• **Passage shown**
----------------

Comment by Dmitry Eremin (Inactive) [ 16/May/14 ]


This is comparison of performance 2.5.1.-crt1 and master branch with patch set #3. Writers are still bounded.

Comment by Prakash Surya (Inactive) [ 20/May/14 ]

Dmitry, can you get stacks of the client threads and see if you're getting hung up in balance_dirty_pages()?

I set up a small test cluster of VMs (4 clients, 2 OSS, 1 MDS, lustre 2.4.0-28chaos), and it's very clear that I'm getting throttled back by the kernel due to the NR_UNSTABLE_NFS accounting. The interesting bit is that if I take that accounting out of Lustre, I haven't seen any OOM events on the clients. I have a feeling the Lustre client just isn't set up to play nice the Linux kernel, and we're going to have to make serious changes to get there; although that's just a hunch.

It might make sense to make the accounting of NR_UNSTABLE_NFS tunable, and potentially disabled by default. It works well on our Sequoia clients, but I think it needs some work to work well in general.

Comment by Andreas Dilger [ 22/May/14 ]

Prakash, we could go further and set the default to "on" for PPC nodes (or something more specific to BGL clients that can be determined at compile time), and "off" for non-PPC nodes. This should probably only be a module parameter, so that it cannot be changed at runtime to avoid complexity.

----------------

Answer these questions using the comment thread:
1. How many clients were in the test cluster of VMs that Prakash Surya set up?
2. Which kernel accounting did Prakash Surya identify as the cause of the throttling?
3. For which nodes did Andreas Dilger propose setting the default to "on"?

----------------

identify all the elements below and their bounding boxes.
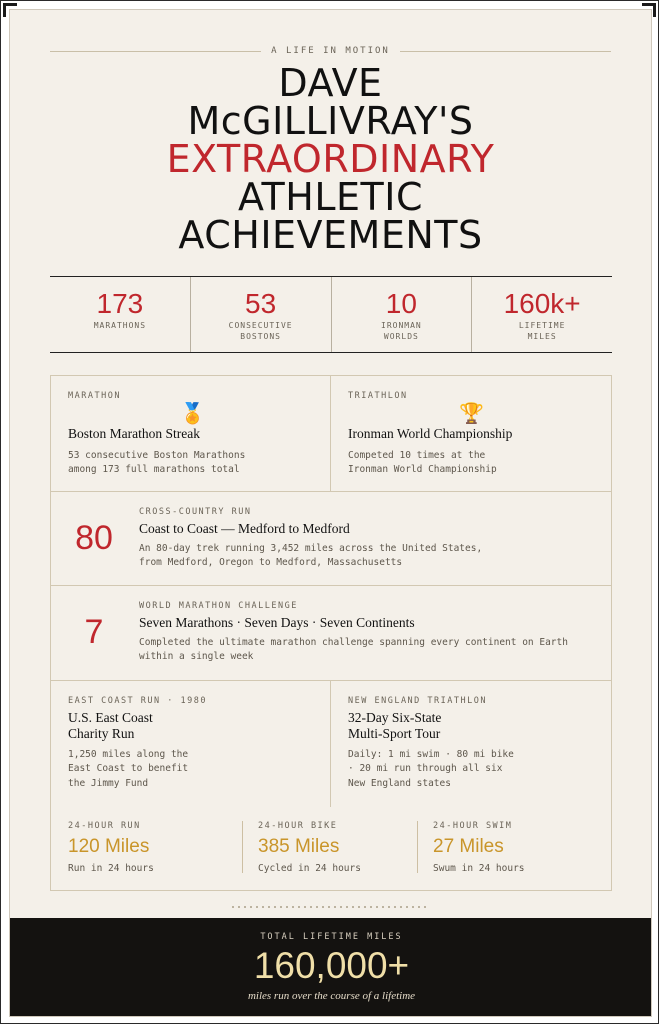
endurance-tag: 24-HOUR RUN — [68, 821, 141, 831]
card-tag: CROSS-COUNTRY RUN — [139, 507, 252, 517]
endurance-swim — [433, 821, 525, 877]
card-tag: WORLD MARATHON CHALLENGE — [139, 601, 298, 611]
kicker-rule-left — [50, 51, 261, 52]
endurance-card — [50, 807, 612, 891]
stat-label: BOSTONS — [240, 332, 281, 341]
stat-label: MARATHONS — [93, 321, 147, 330]
stat-label: IRONMAN — [381, 321, 422, 330]
stat-number: 173 — [96, 288, 144, 319]
card-desc: 1,250 miles along the — [68, 749, 189, 760]
card-desc: 53 consecutive Boston Marathons — [68, 450, 246, 461]
stat-label: MILES — [527, 332, 557, 341]
card-title: Charity Run — [68, 726, 135, 741]
card-desc: Ironman World Championship — [348, 464, 497, 475]
triathlon-card — [330, 375, 612, 492]
card-big-number: 7 — [84, 613, 104, 651]
card-title: Multi-Sport Tour — [348, 726, 441, 741]
stat-label: LIFETIME — [518, 321, 566, 330]
endurance-tag: 24-HOUR BIKE — [258, 821, 338, 831]
endurance-value: 120 Miles — [68, 836, 150, 857]
endurance-tag: 24-HOUR SWIM — [433, 821, 513, 831]
footer-banner — [10, 918, 652, 1017]
endurance-divider — [417, 821, 418, 873]
card-desc: among 173 full marathons total — [68, 464, 240, 475]
card-tag: TRIATHLON — [348, 391, 408, 401]
title-line-2: McGILLIVRAY'S — [187, 99, 474, 143]
stat-number: 10 — [385, 288, 417, 319]
infographic-paper — [9, 9, 652, 1017]
footer-number: 160,000+ — [253, 945, 410, 986]
world-marathon-card — [50, 585, 612, 681]
stat-label: CONSECUTIVE — [228, 321, 293, 330]
endurance-value: 27 Miles — [433, 836, 504, 857]
title-line-1: DAVE — [278, 61, 383, 105]
stats-bar — [50, 276, 612, 353]
card-title: Seven Marathons · Seven Days · Seven Continents — [139, 615, 415, 630]
card-title: 32-Day Six-State — [348, 710, 442, 725]
endurance-desc: Cycled in 24 hours — [258, 863, 361, 874]
dotted-divider — [230, 905, 430, 909]
card-desc: Competed 10 times at the — [348, 450, 486, 461]
endurance-desc: Swum in 24 hours — [433, 863, 525, 874]
stat-number: 53 — [245, 288, 277, 319]
card-tag: EAST COAST RUN · 1980 — [68, 696, 207, 706]
card-tag: NEW ENGLAND TRIATHLON — [348, 696, 487, 706]
card-title: Ironman World Championship — [348, 426, 513, 441]
endurance-divider — [242, 821, 243, 873]
title-line-3: EXTRAORDINARY — [166, 137, 495, 181]
marathon-card — [50, 375, 331, 492]
stat-ironman-worlds — [332, 277, 473, 352]
stat-marathons — [50, 277, 191, 352]
title-line-5: ACHIEVEMENTS — [178, 213, 483, 257]
footer-subtitle: miles run over the course of a lifetime — [247, 990, 416, 1002]
trophy-icon: 🏆 — [459, 403, 484, 425]
stat-lifetime-miles — [472, 277, 612, 352]
endurance-desc: Run in 24 hours — [68, 863, 154, 874]
stat-number: 160k+ — [503, 288, 581, 319]
card-title: Boston Marathon Streak — [68, 426, 200, 441]
endurance-bike — [258, 821, 361, 877]
card-desc: within a single week — [139, 651, 254, 662]
kicker — [50, 44, 611, 58]
endurance-run — [68, 821, 154, 877]
card-big-number: 80 — [75, 519, 113, 557]
east-coast-card — [50, 680, 331, 808]
title-line-4: ATHLETIC — [238, 175, 423, 219]
stat-consecutive-bostons — [191, 277, 332, 352]
card-desc: Daily: 1 mi swim · 80 mi bike — [348, 749, 514, 760]
card-desc: New England states — [348, 778, 451, 789]
card-desc: East Coast to benefit — [68, 763, 189, 774]
new-england-card — [330, 680, 612, 808]
kicker-rule-right — [400, 51, 611, 52]
card-desc: the Jimmy Fund — [68, 778, 149, 789]
kicker-text: A LIFE IN MOTION — [271, 46, 390, 56]
card-tag: MARATHON — [68, 391, 121, 401]
footer-label: TOTAL LIFETIME MILES — [260, 932, 403, 942]
cross-country-card — [50, 491, 612, 586]
page-title — [10, 61, 651, 257]
card-desc: Completed the ultimate marathon challenge spanning every continent on Earth — [139, 637, 568, 648]
medal-icon: 🏅 — [180, 403, 205, 425]
card-title: U.S. East Coast — [68, 710, 153, 725]
card-desc: · 20 mi run through all six — [348, 763, 503, 774]
endurance-value: 385 Miles — [258, 836, 340, 857]
card-title: Coast to Coast — Medford to Medford — [139, 521, 350, 536]
card-desc: An 80-day trek running 3,452 miles across the United States, — [139, 543, 483, 554]
card-desc: from Medford, Oregon to Medford, Massachusetts — [139, 557, 403, 568]
stat-label: WORLDS — [383, 332, 419, 341]
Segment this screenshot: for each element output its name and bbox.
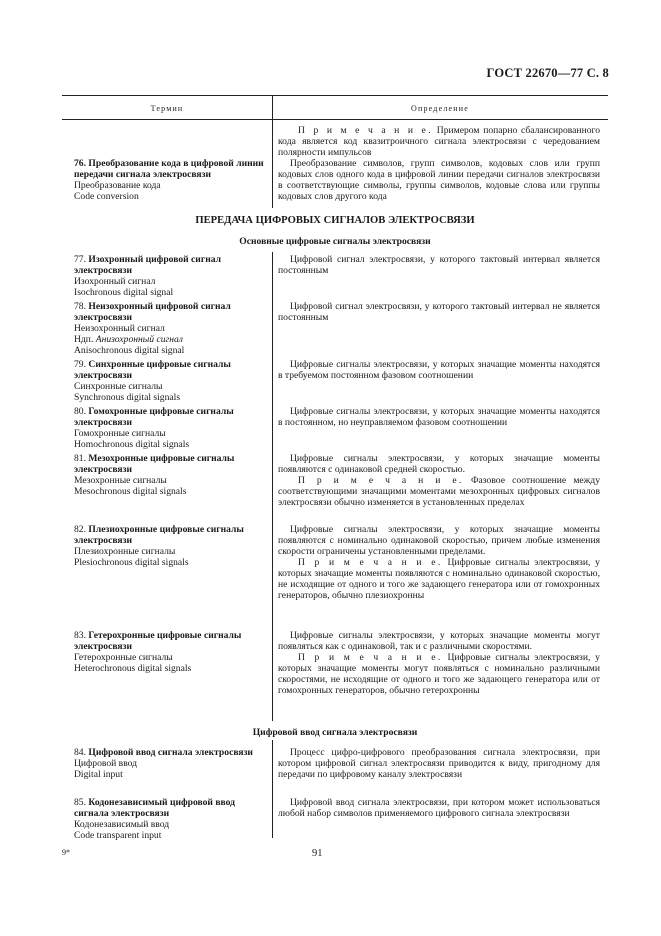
term-title: Синхронные цифровые сигналы электросвязи — [74, 359, 231, 381]
term-entry — [62, 453, 264, 497]
term-synonym: Неизохронный сигнал — [74, 323, 165, 334]
term-synonym: Синхронные сигналы — [74, 381, 163, 392]
term-synonym: Изохронный сигнал — [74, 276, 156, 287]
term-synonym: Гомохронные сигналы — [74, 428, 166, 439]
deprecated-term: Анизохронный сигнал — [95, 334, 183, 345]
term-english: Homochronous digital signals — [74, 439, 190, 450]
term-synonym: Гетерохронные сигналы — [74, 652, 173, 663]
term-synonym: Мезохронные сигналы — [74, 475, 167, 486]
term-number: 84. — [74, 747, 86, 758]
term-number: 80. — [74, 406, 86, 417]
term-entry — [62, 406, 264, 450]
definition-text: Цифровой сигнал электросвязи, у которого тактовый интервал является постоянным — [278, 254, 600, 276]
term-english: Code conversion — [74, 191, 139, 202]
term-number: 81. — [74, 453, 86, 464]
note-text: Примером попарно сбалансированного кода является код квазитроичного сигнала электросвязи с чередованием полярности импульсов — [278, 125, 600, 158]
note-text: Фазовое соотношение между соответствующими значащими моментами мезохронных цифровых сигналов электросвязи обычно изменяется в установленных пределах — [278, 475, 600, 508]
column-header-definition: Определение — [411, 104, 469, 113]
term-title: Плезиохронные цифровые сигналы электросвязи — [74, 524, 244, 546]
column-divider — [272, 95, 273, 208]
section-title: ПЕРЕДАЧА ЦИФРОВЫХ СИГНАЛОВ ЭЛЕКТРОСВЯЗИ — [195, 215, 475, 226]
column-header-term: Термин — [150, 104, 184, 113]
definition-text: Преобразование символов, групп символов, кодовых слов или групп кодовых слов одного кода в цифровой линии передачи сигналов электросвязи в соответствующие символы, группы символов, кодовые слова или группы кодовых слов другого кода — [278, 158, 600, 202]
term-entry — [62, 158, 264, 202]
term-entry — [62, 797, 264, 841]
term-number: 78. — [74, 301, 86, 312]
term-title: 76. Преобразование кода в цифровой линии передачи сигнала электросвязи — [74, 158, 264, 180]
term-title: Кодонезависимый цифровой ввод сигнала электросвязи — [74, 797, 236, 819]
term-entry — [62, 254, 264, 298]
table-header-rule — [62, 119, 608, 120]
term-english: Heterochronous digital signals — [74, 663, 192, 674]
term-title: Гомохронные цифровые сигналы электросвязи — [74, 406, 234, 428]
definition-text: Цифровые сигналы электросвязи, у которых значащие моменты находятся в требуемом постоянном фазовом соотношении — [278, 359, 600, 381]
term-title: Мезохронные цифровые сигналы электросвязи — [74, 453, 235, 475]
note-label: П р и м е ч а н и е. — [298, 557, 443, 568]
term-synonym: Цифровой ввод — [74, 758, 138, 769]
note-label: П р и м е ч а н и е. — [298, 475, 464, 486]
column-divider — [272, 740, 273, 838]
definition-text: Цифровой сигнал электросвязи, у которого тактовый интервал не является постоянным — [278, 301, 600, 323]
term-english: Mesochronous digital signals — [74, 486, 187, 497]
note-label: П р и м е ч а н и е. — [298, 125, 434, 136]
definition-text: Цифровые сигналы электросвязи, у которых значащие моменты находятся в постоянном, но неуправляемом фазовом соотношении — [278, 406, 600, 428]
column-divider — [272, 252, 273, 721]
table-top-rule — [62, 95, 608, 96]
term-number: 83. — [74, 630, 86, 641]
term-entry — [62, 747, 264, 780]
definition-text: Цифровой ввод сигнала электросвязи, при котором может использоваться любой набор символов применяемого цифрового сигнала электросвязи — [278, 797, 600, 819]
subsection-title: Цифровой ввод сигнала электросвязи — [252, 727, 418, 738]
definition-text: Цифровые сигналы электросвязи, у которых значащие моменты могут появляться как с одинаковой, так и с различными скоростями. П р и м е ч а н и е. Цифровые сигналы электросвязи, у которых значащие моменты могут появляться с номинально различными скоростями, не исходящие от одного и того же задающего генератора или от гомохронных генераторов, обычно гетерохронны — [278, 630, 600, 696]
term-title: Неизохронный цифровой сигнал электросвязи — [74, 301, 231, 323]
term-synonym: Преобразование кода — [74, 180, 161, 191]
note-label: П р и м е ч а н и е. — [298, 652, 443, 663]
deprecated-prefix: Ндп. — [74, 334, 94, 345]
sheet-mark: 9* — [62, 848, 70, 857]
definition-text: Цифровые сигналы электросвязи, у которых значащие моменты появляются с номинально одинаковой скоростью, причем любые изменения скорости ограничены установленными пределами. П р и м е ч а н и е. Цифровые сигналы электросвязи, у которых значащие моменты появляются с номинально одинаковой скоростью, не исходящие от одного и того же задающего генератора или от гомохронных генераторов, обычно плезиохронны — [278, 524, 600, 601]
term-english: Isochronous digital signal — [74, 287, 174, 298]
note-text: Цифровые сигналы электросвязи, у которых значащие моменты появляются с номинально одинаковой скоростью, не исходящие от одного и того же задающего генератора или от гомохронных генераторов, обычно плезиохронны — [278, 557, 600, 601]
subsection-title: Основные цифровые сигналы электросвязи — [239, 236, 431, 247]
definition-text: Цифровые сигналы электросвязи, у которых значащие моменты появляются с одинаковой средней скоростью. П р и м е ч а н и е. Фазовое соотношение между соответствующими значащими моментами мезохронных цифровых сигналов электросвязи обычно изменяется в установленных пределах — [278, 453, 600, 508]
note-text: Цифровые сигналы электросвязи, у которых значащие моменты могут появляться с номинально различными скоростями, не исходящие от одного и того же задающего генератора или от гомохронных генераторов, обычно гетерохронны — [278, 652, 600, 696]
term-number: 79. — [74, 359, 86, 370]
term-english: Anisochronous digital signal — [74, 345, 185, 356]
term-synonym: Плезиохронные сигналы — [74, 546, 176, 557]
definition-text: Процесс цифро-цифрового преобразования сигнала электросвязи, при котором цифровой сигнал электросвязи приводится к виду, пригодному для передачи по цифровому каналу электросвязи — [278, 747, 600, 780]
term-english: Plesiochronous digital signals — [74, 557, 189, 568]
term-english: Synchronous digital signals — [74, 392, 181, 403]
term-entry — [62, 359, 264, 403]
term-number: 85. — [74, 797, 86, 808]
page-number: 91 — [312, 848, 323, 859]
term-title: Изохронный цифровой сигнал электросвязи — [74, 254, 221, 276]
term-number: 82. — [74, 524, 86, 535]
term-english: Code transparent input — [74, 830, 162, 841]
term-title: Гетерохронные цифровые сигналы электросвязи — [74, 630, 242, 652]
term-title: Цифровой ввод сигнала электросвязи — [88, 747, 253, 758]
term-number: 77. — [74, 254, 86, 265]
term-synonym: Кодонезависимый ввод — [74, 819, 170, 830]
term-entry — [62, 630, 264, 674]
term-entry — [62, 301, 264, 356]
term-entry — [62, 524, 264, 568]
term-english: Digital input — [74, 769, 123, 780]
standard-header: ГОСТ 22670—77 С. 8 — [486, 66, 609, 80]
note-paragraph — [278, 125, 600, 158]
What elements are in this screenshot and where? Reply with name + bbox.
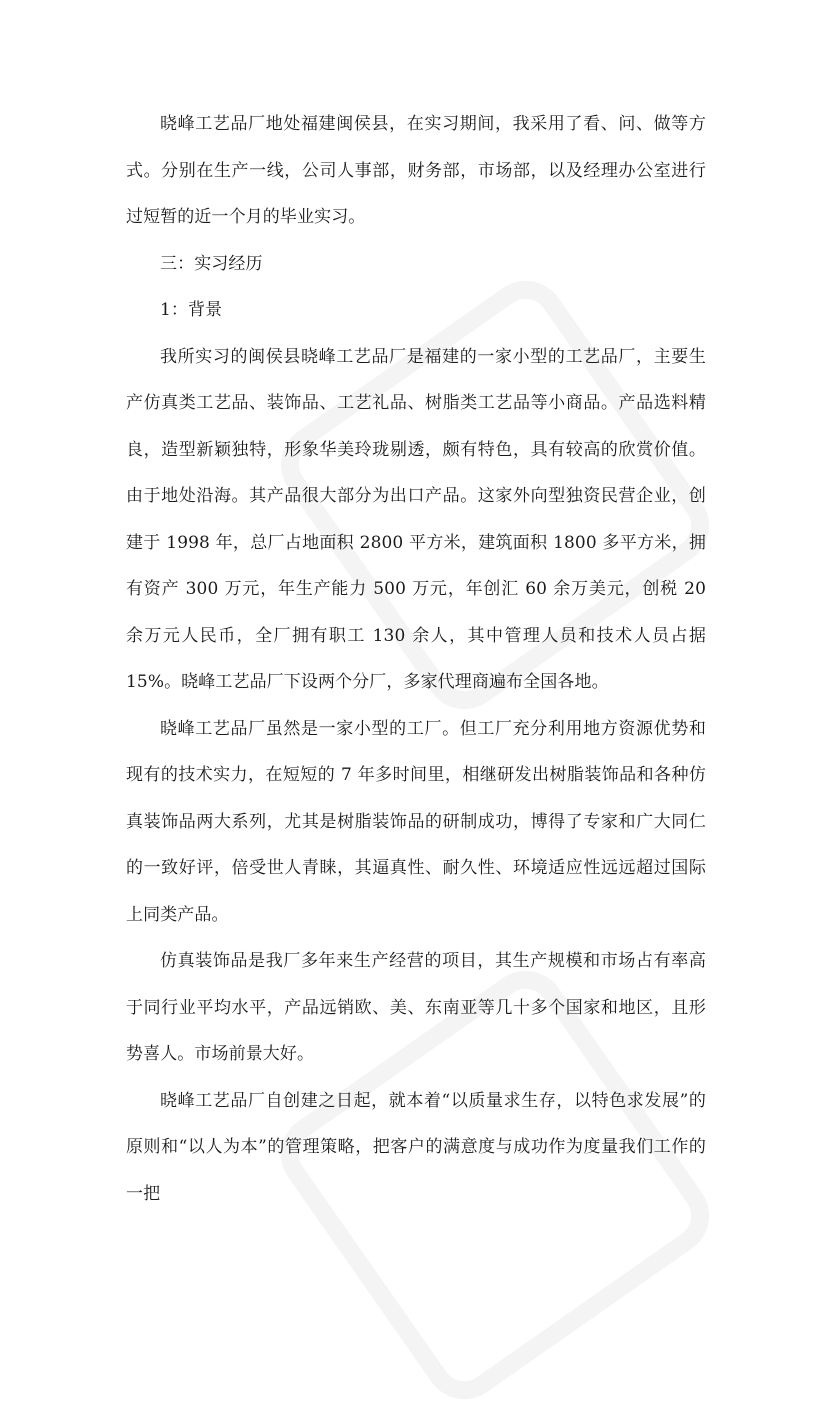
section-heading: 三：实习经历 [160, 253, 263, 274]
subsection-heading: 1：背景 [160, 300, 223, 320]
paragraph-technology: 晓峰工艺品厂虽然是一家小型的工厂。但工厂充分利用地方资源优势和现有的技术实力，在短短的 7 年多时间里，相继研发出树脂装饰品和各种仿真装饰品两大系列，尤其是树脂装饰品的研制成功，博得了专家和广大同仁的一致好评，倍受世人青睐，其逼真性、耐久性、环境适应性远远超过国际上同类产品。 [126, 718, 706, 925]
paragraph-principles: 晓峰工艺品厂自创建之日起，就本着“以质量求生存，以特色求发展”的原则和“以人为本”的管理策略，把客户的满意度与成功作为度量我们工作的一把 [126, 1090, 706, 1204]
paragraph-products: 仿真装饰品是我厂多年来生产经营的项目，其生产规模和市场占有率高于同行业平均水平，产品远销欧、美、东南亚等几十多个国家和地区，且形势喜人。市场前景大好。 [126, 951, 706, 1064]
paragraph-intro: 晓峰工艺品厂地处福建闽侯县，在实习期间，我采用了看、问、做等方式。分别在生产一线，公司人事部，财务部，市场部，以及经理办公室进行过短暂的近一个月的毕业实习。 [126, 114, 706, 227]
paragraph-background: 我所实习的闽侯县晓峰工艺品厂是福建的一家小型的工艺品厂，主要生产仿真类工艺品、装饰品、工艺礼品、树脂类工艺品等小商品。产品选料精良，造型新颖独特，形象华美玲珑剔透，颇有特色，具有较高的欣赏价值。由于地处沿海。其产品很大部分为出口产品。这家外向型独资民营企业，创建于 1998 年，总厂占地面积 2800 平方米，建筑面积 1800 多平方米，拥有资产 300 万元，年生产能力 500 万元，年创汇 60 余万美元，创税 20 余万元人民币，全厂拥有职工 130 余人，其中管理人员和技术人员占据 15%。晓峰工艺品厂下设两个分厂，多家代理商遍布全国各地。 [126, 346, 706, 692]
body-text [126, 101, 706, 1217]
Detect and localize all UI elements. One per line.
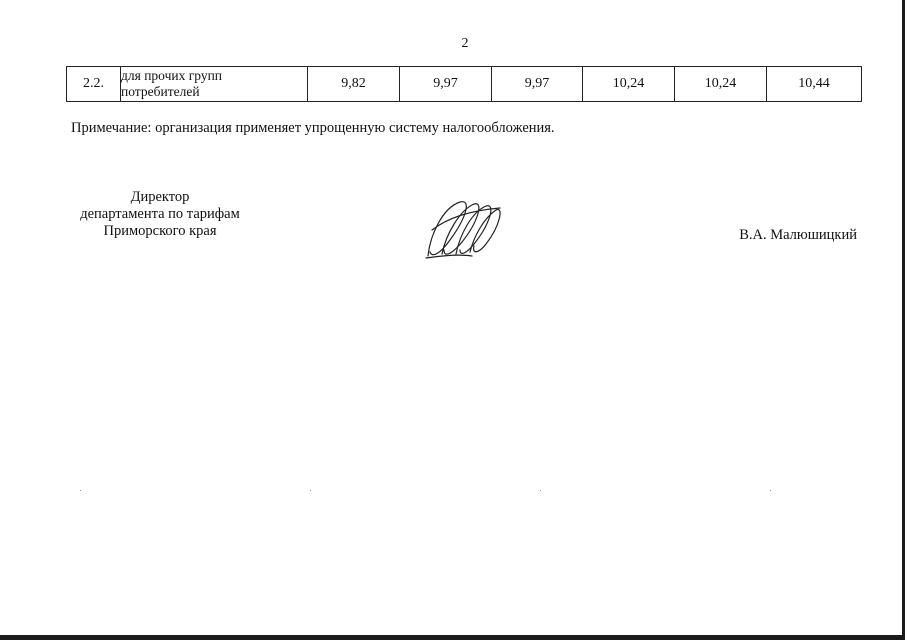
table-row (67, 67, 862, 102)
row-name-line1: для прочих групп (121, 68, 223, 83)
tariff-table (66, 66, 862, 102)
page-number: 2 (461, 36, 469, 51)
signer-title-line1: Директор (130, 189, 190, 205)
value-cell-1: 9,82 (308, 67, 400, 102)
value-cell-2: 9,97 (400, 67, 492, 102)
value-cell-5: 10,24 (675, 67, 767, 102)
note-text: Примечание: организация применяет упрощенную систему налогообложения. (71, 120, 555, 136)
signature-image (420, 196, 505, 260)
signer-title-line2: департамента по тарифам (80, 206, 240, 222)
row-number: 2.2. (67, 67, 121, 102)
scan-speck (540, 490, 541, 491)
value-cell-6: 10,44 (767, 67, 862, 102)
row-name (121, 67, 308, 102)
value-cell-3: 9,97 (492, 67, 583, 102)
signer-title-line3: Приморского края (103, 223, 217, 239)
scan-speck (310, 490, 311, 491)
value-cell-4: 10,24 (583, 67, 675, 102)
scan-speck (770, 490, 771, 491)
signer-title (60, 189, 260, 240)
signer-name: В.А. Малюшицкий (739, 227, 857, 243)
scan-edge-bottom (0, 635, 905, 640)
scan-speck (80, 490, 81, 491)
row-name-line2: потребителей (121, 84, 200, 99)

----------------

• **Result below**
1. Four clients.
2. The NR_UNSTABLE_NFS accounting.
3. PPC nodes.